Records excerpted from a collection
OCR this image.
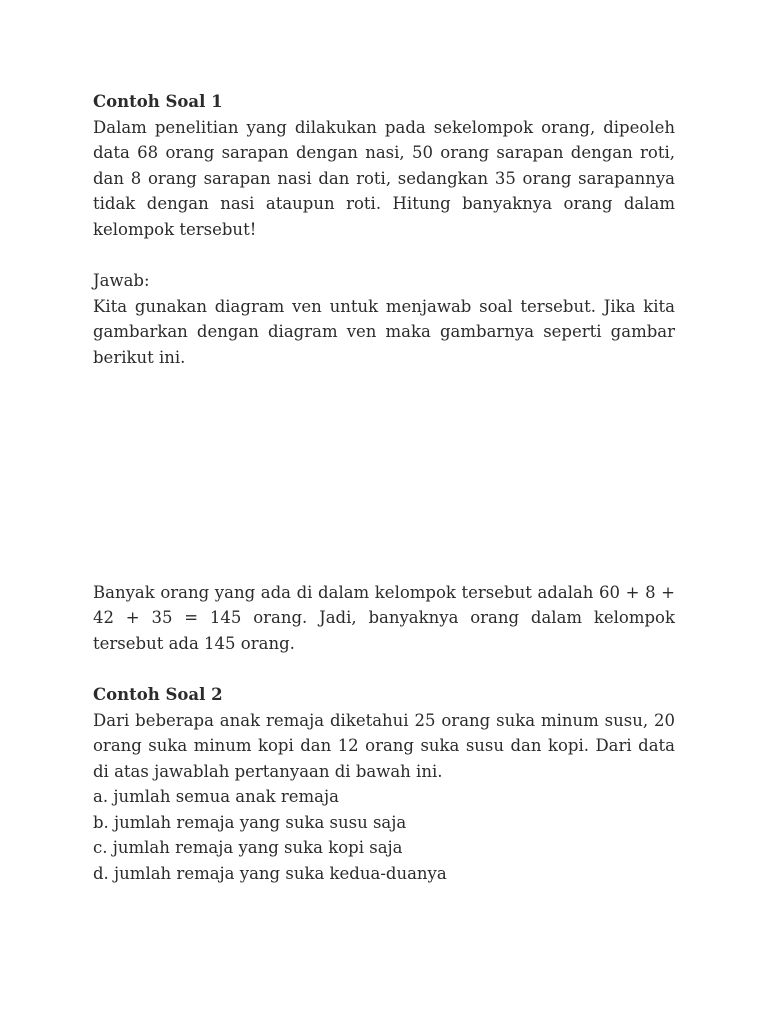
Contoh Soal 1

Dalam penelitian yang dilakukan pada sekelompok orang, dipeoleh data 68 orang sarapan dengan nasi, 50 orang sarapan dengan roti, dan 8 orang sarapan nasi dan roti, sedangkan 35 orang sarapannya tidak dengan nasi ataupun roti. Hitung banyaknya orang dalam kelompok tersebut!

Jawab:

Kita gunakan diagram ven untuk menjawab soal tersebut. Jika kita gambarkan dengan diagram ven maka gambarnya seperti gambar berikut ini.

Banyak orang yang ada di dalam kelompok tersebut adalah 60 + 8 + 42 + 35 = 145 orang. Jadi, banyaknya orang dalam kelompok tersebut ada 145 orang.

Contoh Soal 2

Dari beberapa anak remaja diketahui 25 orang suka minum susu, 20 orang suka minum kopi dan 12 orang suka susu dan kopi. Dari data di atas jawablah pertanyaan di bawah ini.

a. jumlah semua anak remaja

b. jumlah remaja yang suka susu saja

c. jumlah remaja yang suka kopi saja

d. jumlah remaja yang suka kedua-duanya
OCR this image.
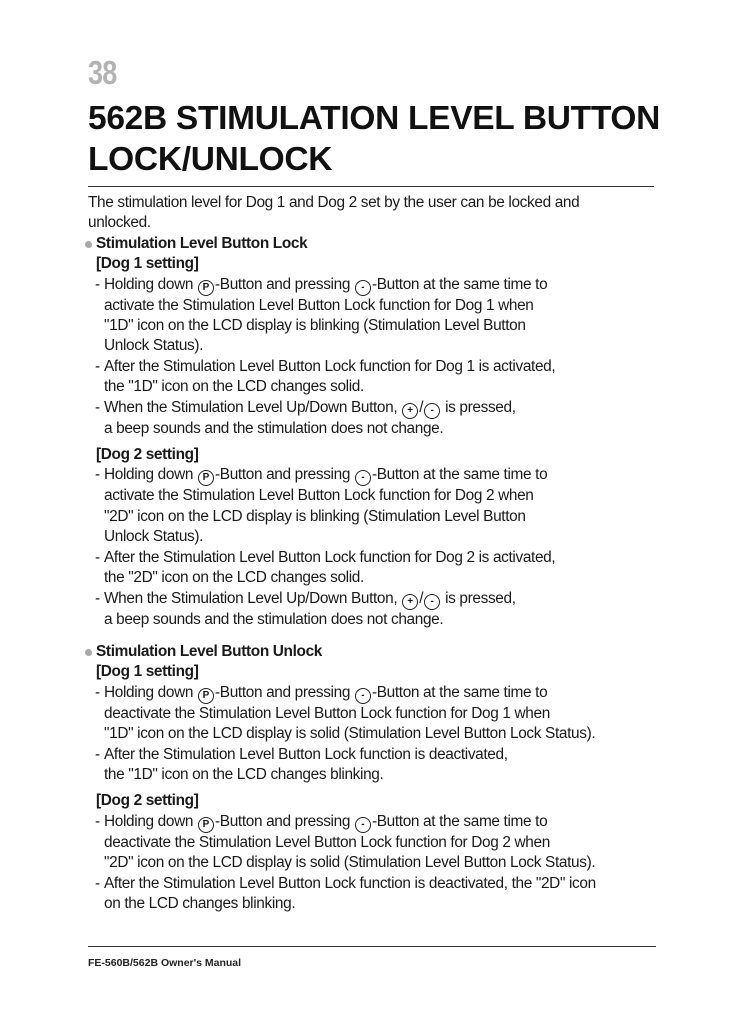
38
562B STIMULATION LEVEL BUTTON
LOCK/UNLOCK

The stimulation level for Dog 1 and Dog 2 set by the user can be locked and
unlocked.

Stimulation Level Button Lock

[Dog 1 setting]

- Holding down P -Button and pressing - -Button at the same time to
activate the Stimulation Level Button Lock function for Dog 1 when
"1D" icon on the LCD display is blinking (Stimulation Level Button
Unlock Status).

- After the Stimulation Level Button Lock function for Dog 1 is activated,
the "1D" icon on the LCD changes solid.

- When the Stimulation Level Up/Down Button, + / - is pressed,
a beep sounds and the stimulation does not change.

[Dog 2 setting]

- Holding down P -Button and pressing - -Button at the same time to
activate the Stimulation Level Button Lock function for Dog 2 when
"2D" icon on the LCD display is blinking (Stimulation Level Button
Unlock Status).

- After the Stimulation Level Button Lock function for Dog 2 is activated,
the "2D" icon on the LCD changes solid.

- When the Stimulation Level Up/Down Button, + / - is pressed,
a beep sounds and the stimulation does not change.

Stimulation Level Button Unlock

[Dog 1 setting]

- Holding down P -Button and pressing - -Button at the same time to
deactivate the Stimulation Level Button Lock function for Dog 1 when
"1D" icon on the LCD display is solid (Stimulation Level Button Lock Status).

- After the Stimulation Level Button Lock function is deactivated,
the "1D" icon on the LCD changes blinking.

[Dog 2 setting]

- Holding down P -Button and pressing - -Button at the same time to
deactivate the Stimulation Level Button Lock function for Dog 2 when
"2D" icon on the LCD display is solid (Stimulation Level Button Lock Status).

- After the Stimulation Level Button Lock function is deactivated, the "2D" icon
on the LCD changes blinking.

FE-560B/562B Owner's Manual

== Aim ==
Search the listing for the string "suka". Copy each line where it turns up.

== Reply ==
Dari beberapa anak remaja diketahui 25 orang suka minum susu, 20 orang suka minum kopi dan 12 orang suka susu dan kopi. Dari data di atas jawablah pertanyaan di bawah ini.
b. jumlah remaja yang suka susu saja
c. jumlah remaja yang suka kopi saja
d. jumlah remaja yang suka kedua-duanya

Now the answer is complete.